### REQUIREMENT
Which lines have the string "caption"? Copy all of them from the entries below.
_ _ _ _ _
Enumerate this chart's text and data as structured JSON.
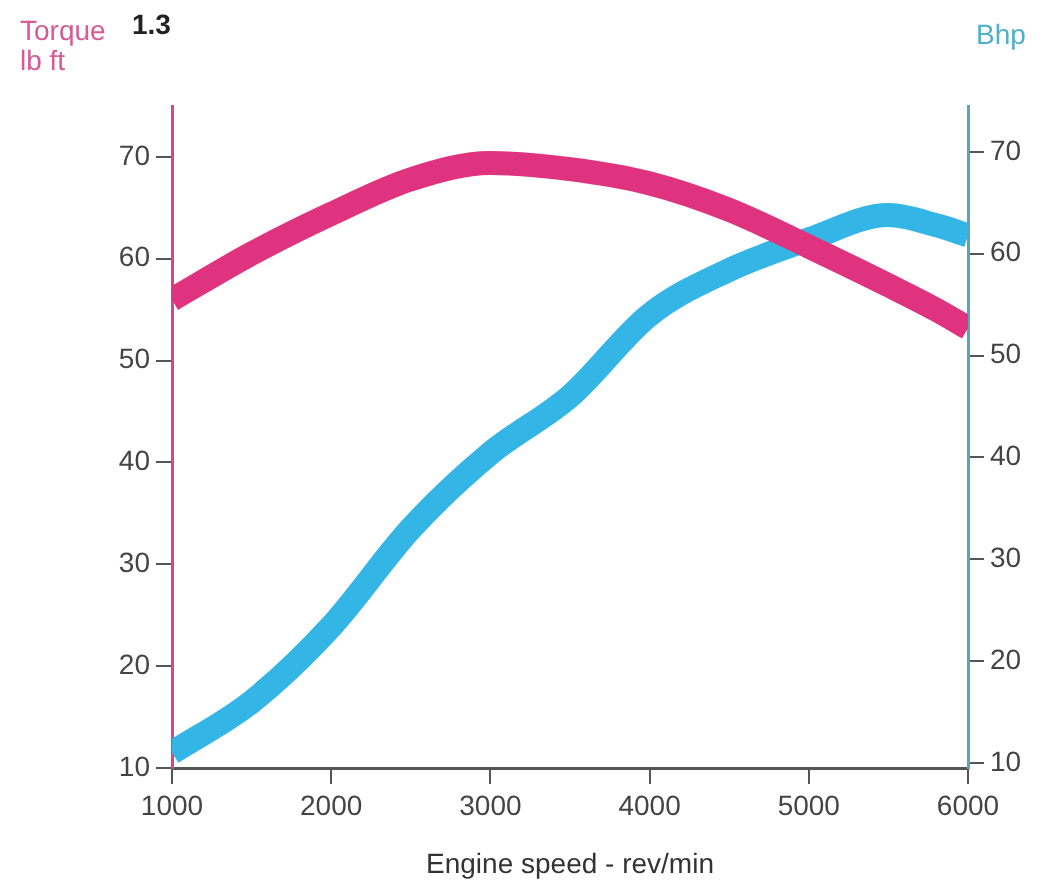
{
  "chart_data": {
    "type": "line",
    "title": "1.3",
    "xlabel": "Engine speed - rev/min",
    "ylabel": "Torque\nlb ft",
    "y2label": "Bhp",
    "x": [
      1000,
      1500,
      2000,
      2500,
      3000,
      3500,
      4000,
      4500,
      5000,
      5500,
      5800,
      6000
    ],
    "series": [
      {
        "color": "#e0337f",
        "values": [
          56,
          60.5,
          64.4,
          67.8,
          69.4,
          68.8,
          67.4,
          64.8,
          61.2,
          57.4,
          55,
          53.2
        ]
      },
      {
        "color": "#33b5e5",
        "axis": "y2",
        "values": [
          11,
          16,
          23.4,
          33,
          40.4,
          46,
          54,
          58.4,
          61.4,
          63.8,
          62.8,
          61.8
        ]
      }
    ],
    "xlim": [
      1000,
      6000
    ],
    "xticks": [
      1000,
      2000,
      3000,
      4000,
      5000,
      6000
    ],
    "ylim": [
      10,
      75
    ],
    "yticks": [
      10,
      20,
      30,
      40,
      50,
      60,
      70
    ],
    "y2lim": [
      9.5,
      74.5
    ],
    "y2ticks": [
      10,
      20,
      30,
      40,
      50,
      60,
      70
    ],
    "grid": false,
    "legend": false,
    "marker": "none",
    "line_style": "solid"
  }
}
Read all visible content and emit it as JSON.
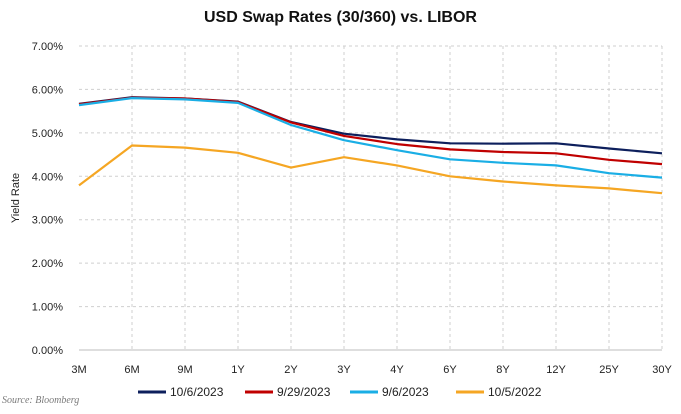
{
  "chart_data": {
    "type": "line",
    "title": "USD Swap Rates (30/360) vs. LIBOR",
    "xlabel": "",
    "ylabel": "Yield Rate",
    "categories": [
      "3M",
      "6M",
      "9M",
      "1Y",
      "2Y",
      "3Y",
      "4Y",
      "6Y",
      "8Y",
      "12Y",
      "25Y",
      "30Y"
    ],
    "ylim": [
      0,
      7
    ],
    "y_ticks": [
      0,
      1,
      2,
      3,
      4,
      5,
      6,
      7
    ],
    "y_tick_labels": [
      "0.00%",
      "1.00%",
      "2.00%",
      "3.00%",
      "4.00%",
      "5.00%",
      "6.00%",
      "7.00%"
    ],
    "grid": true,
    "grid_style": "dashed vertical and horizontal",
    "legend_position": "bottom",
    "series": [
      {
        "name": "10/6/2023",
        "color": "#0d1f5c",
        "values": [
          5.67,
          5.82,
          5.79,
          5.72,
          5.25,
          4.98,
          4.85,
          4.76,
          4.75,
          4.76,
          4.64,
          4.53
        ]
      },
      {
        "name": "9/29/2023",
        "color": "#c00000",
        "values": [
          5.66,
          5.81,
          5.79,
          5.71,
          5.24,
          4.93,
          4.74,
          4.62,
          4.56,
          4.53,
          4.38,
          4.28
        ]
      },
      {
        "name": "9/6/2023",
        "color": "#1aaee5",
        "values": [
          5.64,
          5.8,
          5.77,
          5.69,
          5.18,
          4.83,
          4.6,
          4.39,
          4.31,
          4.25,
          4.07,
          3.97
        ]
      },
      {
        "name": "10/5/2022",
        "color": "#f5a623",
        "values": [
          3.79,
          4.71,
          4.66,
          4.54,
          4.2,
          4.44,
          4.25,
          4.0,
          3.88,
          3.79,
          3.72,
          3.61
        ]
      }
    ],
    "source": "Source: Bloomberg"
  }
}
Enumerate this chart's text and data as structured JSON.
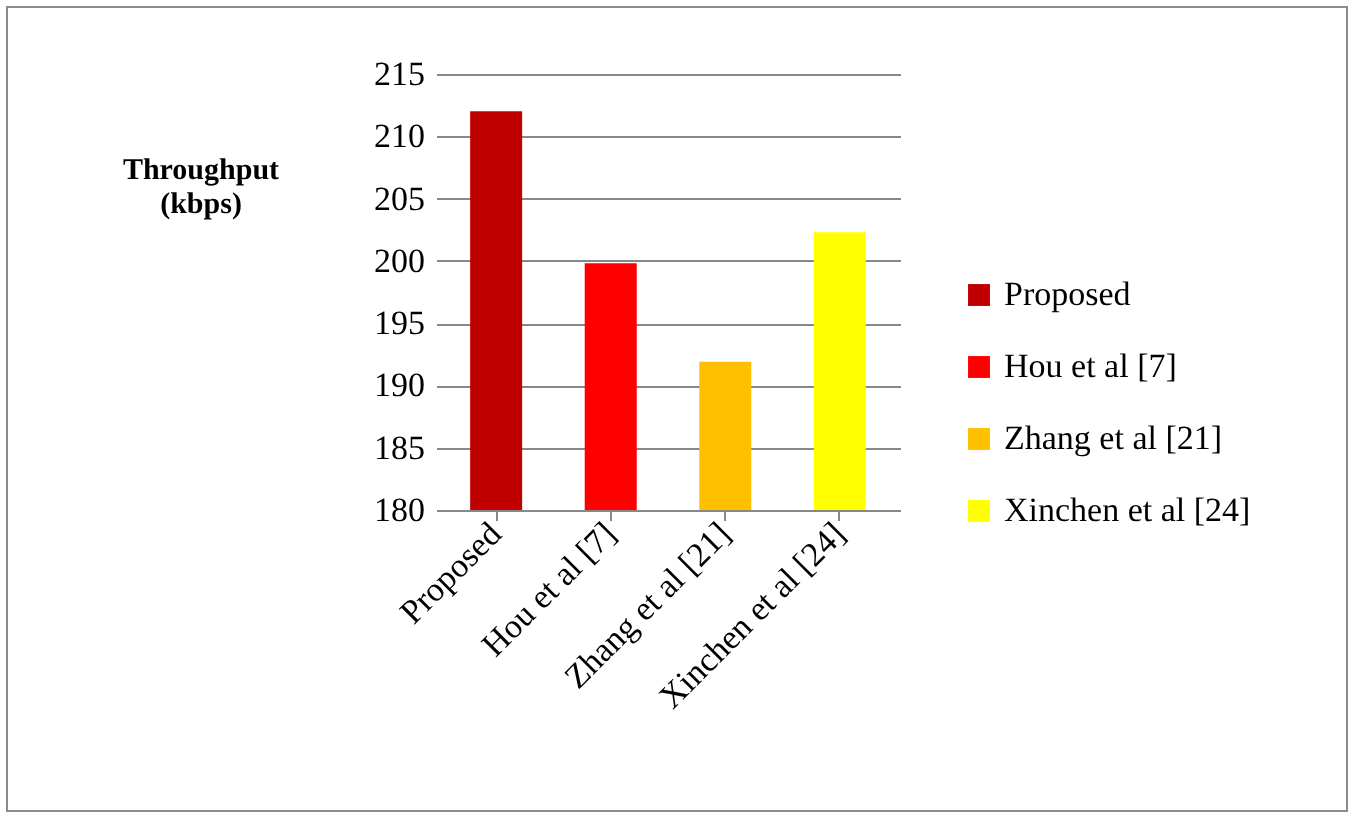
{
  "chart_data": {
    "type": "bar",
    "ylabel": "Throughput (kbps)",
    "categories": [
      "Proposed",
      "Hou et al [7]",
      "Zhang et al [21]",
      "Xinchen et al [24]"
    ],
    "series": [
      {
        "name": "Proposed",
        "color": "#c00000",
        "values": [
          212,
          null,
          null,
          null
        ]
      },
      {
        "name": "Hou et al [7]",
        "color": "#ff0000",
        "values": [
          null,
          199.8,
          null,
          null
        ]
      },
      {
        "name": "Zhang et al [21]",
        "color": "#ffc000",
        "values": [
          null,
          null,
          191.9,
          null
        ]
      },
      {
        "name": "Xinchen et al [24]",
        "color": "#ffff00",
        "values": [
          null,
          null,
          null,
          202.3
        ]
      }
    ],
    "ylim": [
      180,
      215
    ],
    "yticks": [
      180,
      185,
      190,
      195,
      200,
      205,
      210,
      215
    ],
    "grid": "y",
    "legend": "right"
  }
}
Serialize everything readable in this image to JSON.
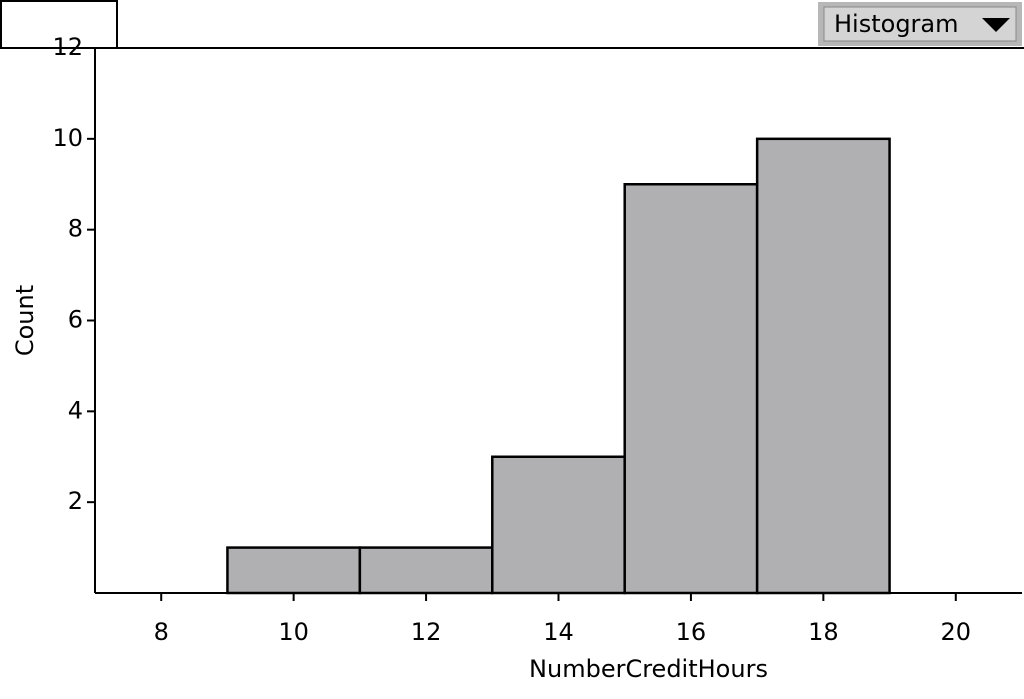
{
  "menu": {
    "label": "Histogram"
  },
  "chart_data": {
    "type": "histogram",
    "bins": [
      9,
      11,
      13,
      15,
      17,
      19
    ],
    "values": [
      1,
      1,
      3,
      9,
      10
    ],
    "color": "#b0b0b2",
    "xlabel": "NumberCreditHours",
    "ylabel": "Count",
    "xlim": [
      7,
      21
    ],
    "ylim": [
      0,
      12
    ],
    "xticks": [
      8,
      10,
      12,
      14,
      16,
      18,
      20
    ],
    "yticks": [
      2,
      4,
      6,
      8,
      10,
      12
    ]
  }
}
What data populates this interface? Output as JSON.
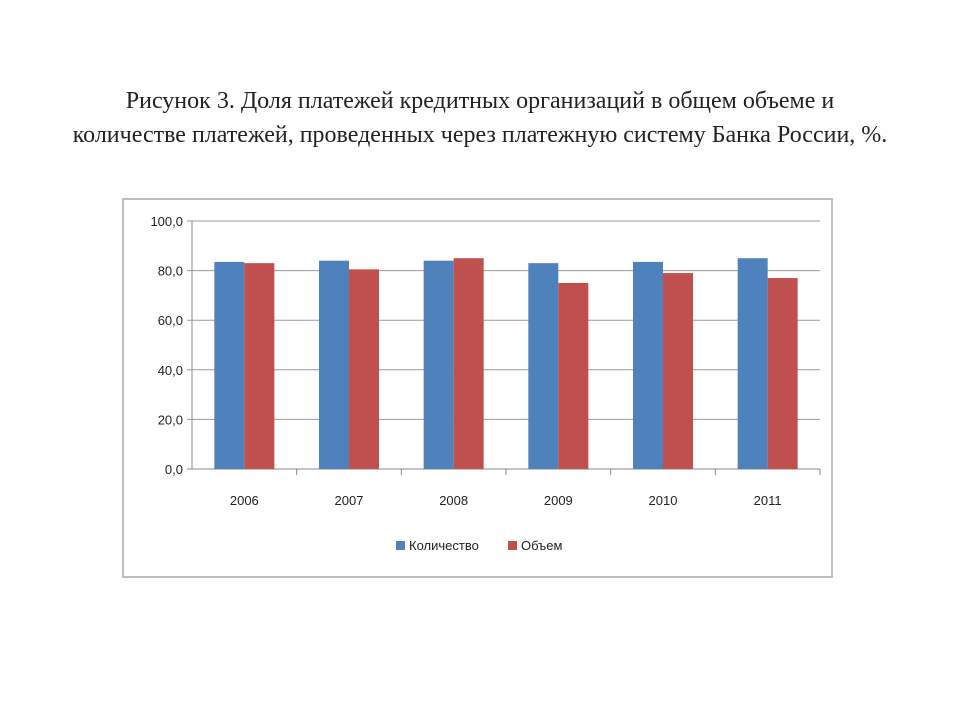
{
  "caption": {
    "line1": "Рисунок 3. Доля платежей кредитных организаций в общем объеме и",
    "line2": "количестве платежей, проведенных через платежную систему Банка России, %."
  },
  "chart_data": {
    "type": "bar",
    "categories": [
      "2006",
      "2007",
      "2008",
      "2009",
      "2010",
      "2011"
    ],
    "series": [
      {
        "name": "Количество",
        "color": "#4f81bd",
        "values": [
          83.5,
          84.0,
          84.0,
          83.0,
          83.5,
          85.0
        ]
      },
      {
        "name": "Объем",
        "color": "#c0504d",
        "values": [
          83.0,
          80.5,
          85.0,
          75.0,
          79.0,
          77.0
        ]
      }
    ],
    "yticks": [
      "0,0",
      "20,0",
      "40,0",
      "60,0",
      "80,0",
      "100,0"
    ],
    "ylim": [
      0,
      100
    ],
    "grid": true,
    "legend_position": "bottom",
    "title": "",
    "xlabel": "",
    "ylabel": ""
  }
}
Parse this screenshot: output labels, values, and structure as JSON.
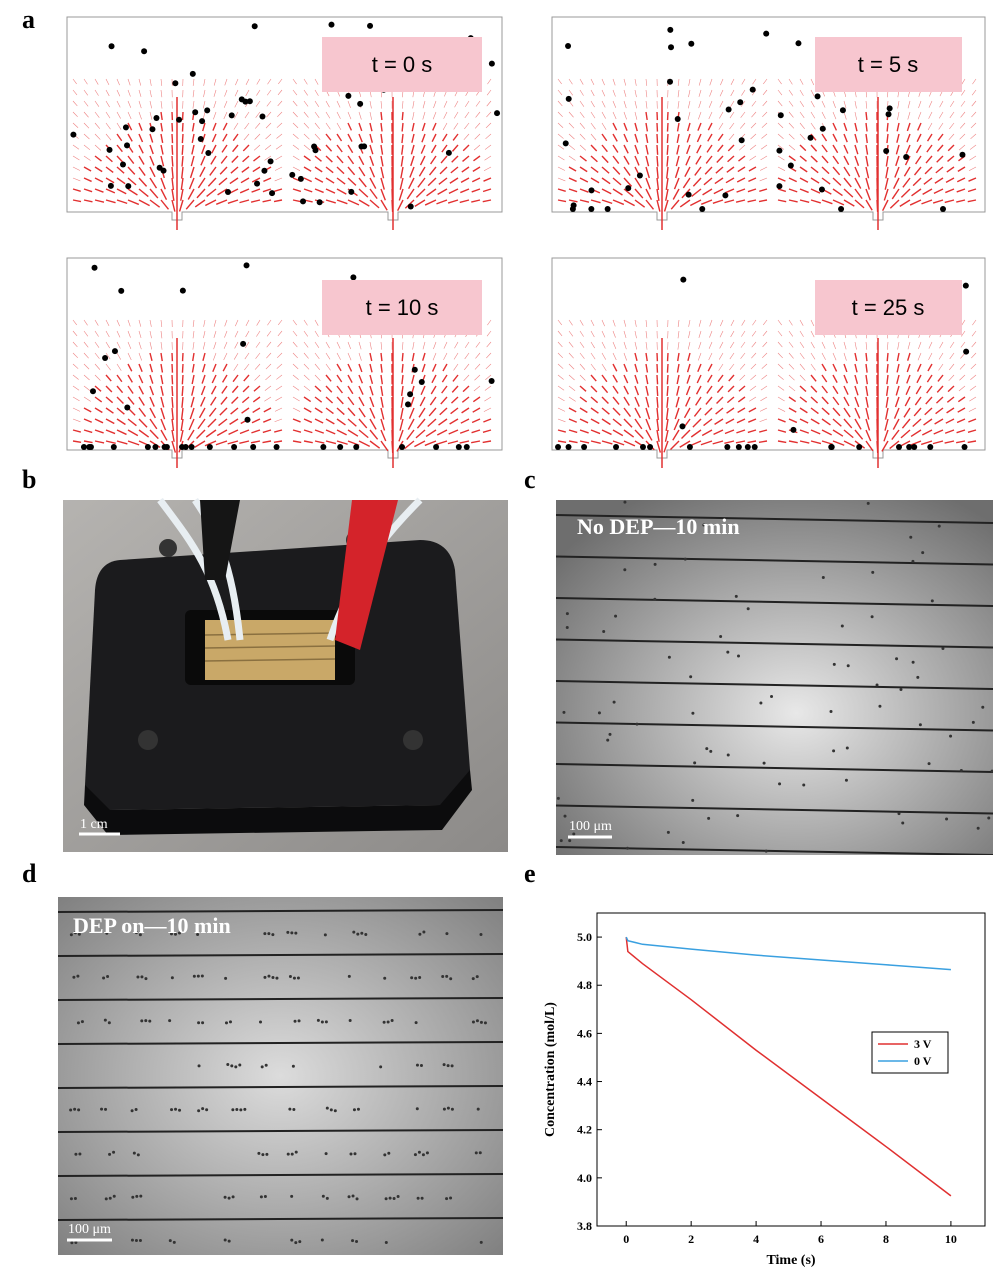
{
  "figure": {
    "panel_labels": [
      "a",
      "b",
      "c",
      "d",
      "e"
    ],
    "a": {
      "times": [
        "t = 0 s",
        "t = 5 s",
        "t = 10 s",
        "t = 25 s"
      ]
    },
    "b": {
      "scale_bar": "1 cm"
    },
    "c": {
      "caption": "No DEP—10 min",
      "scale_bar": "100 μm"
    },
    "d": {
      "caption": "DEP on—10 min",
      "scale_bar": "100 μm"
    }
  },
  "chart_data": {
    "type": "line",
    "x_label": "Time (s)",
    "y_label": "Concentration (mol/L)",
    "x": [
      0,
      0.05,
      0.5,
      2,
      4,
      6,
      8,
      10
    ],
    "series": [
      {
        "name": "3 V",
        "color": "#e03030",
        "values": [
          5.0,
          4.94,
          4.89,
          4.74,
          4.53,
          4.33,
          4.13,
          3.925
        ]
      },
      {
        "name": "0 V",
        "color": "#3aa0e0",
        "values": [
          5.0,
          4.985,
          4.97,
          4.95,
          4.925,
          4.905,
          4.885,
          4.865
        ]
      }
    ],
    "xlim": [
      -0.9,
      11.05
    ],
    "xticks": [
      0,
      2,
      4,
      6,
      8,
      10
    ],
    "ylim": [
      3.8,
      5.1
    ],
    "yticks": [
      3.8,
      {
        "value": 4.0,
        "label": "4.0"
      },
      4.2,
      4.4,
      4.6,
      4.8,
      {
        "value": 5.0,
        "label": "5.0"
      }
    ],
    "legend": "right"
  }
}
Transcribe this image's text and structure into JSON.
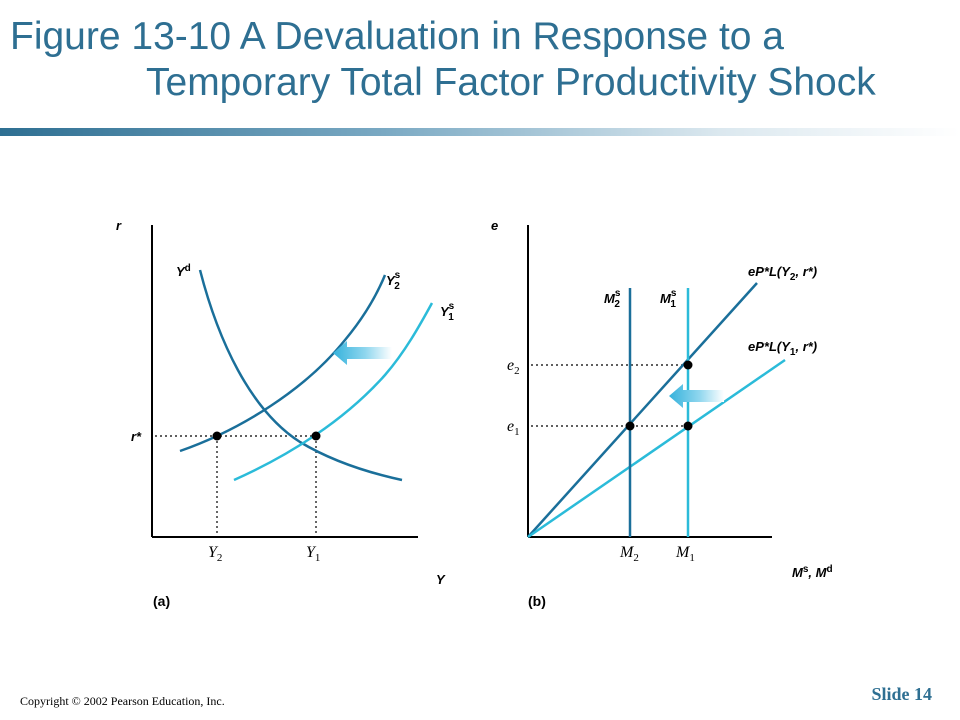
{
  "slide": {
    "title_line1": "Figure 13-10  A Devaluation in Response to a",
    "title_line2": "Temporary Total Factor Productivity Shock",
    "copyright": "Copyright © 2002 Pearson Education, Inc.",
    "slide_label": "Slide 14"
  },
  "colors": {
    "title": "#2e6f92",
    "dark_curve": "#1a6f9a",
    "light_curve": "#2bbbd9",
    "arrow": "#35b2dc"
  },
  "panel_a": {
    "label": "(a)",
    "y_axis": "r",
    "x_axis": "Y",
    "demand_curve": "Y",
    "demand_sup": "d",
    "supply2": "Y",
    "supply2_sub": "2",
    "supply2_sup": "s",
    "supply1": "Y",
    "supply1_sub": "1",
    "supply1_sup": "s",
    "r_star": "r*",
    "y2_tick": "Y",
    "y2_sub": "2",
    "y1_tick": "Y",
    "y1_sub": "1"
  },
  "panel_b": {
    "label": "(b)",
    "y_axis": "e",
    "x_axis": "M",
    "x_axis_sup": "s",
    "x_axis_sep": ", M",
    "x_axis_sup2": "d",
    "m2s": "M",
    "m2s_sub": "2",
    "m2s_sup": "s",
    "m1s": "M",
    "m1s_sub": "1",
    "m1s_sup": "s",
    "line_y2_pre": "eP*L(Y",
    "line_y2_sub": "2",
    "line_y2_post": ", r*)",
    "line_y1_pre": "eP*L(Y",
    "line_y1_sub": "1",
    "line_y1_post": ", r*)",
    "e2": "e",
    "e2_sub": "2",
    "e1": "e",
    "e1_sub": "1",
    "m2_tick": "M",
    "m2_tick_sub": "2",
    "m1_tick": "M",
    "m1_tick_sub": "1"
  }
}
_ _ _ _ _
### SOLUTION TO THIS EXERCISE
  "caption": {
      "caption": "No DEP—10 min",
      "caption": "DEP on—10 min",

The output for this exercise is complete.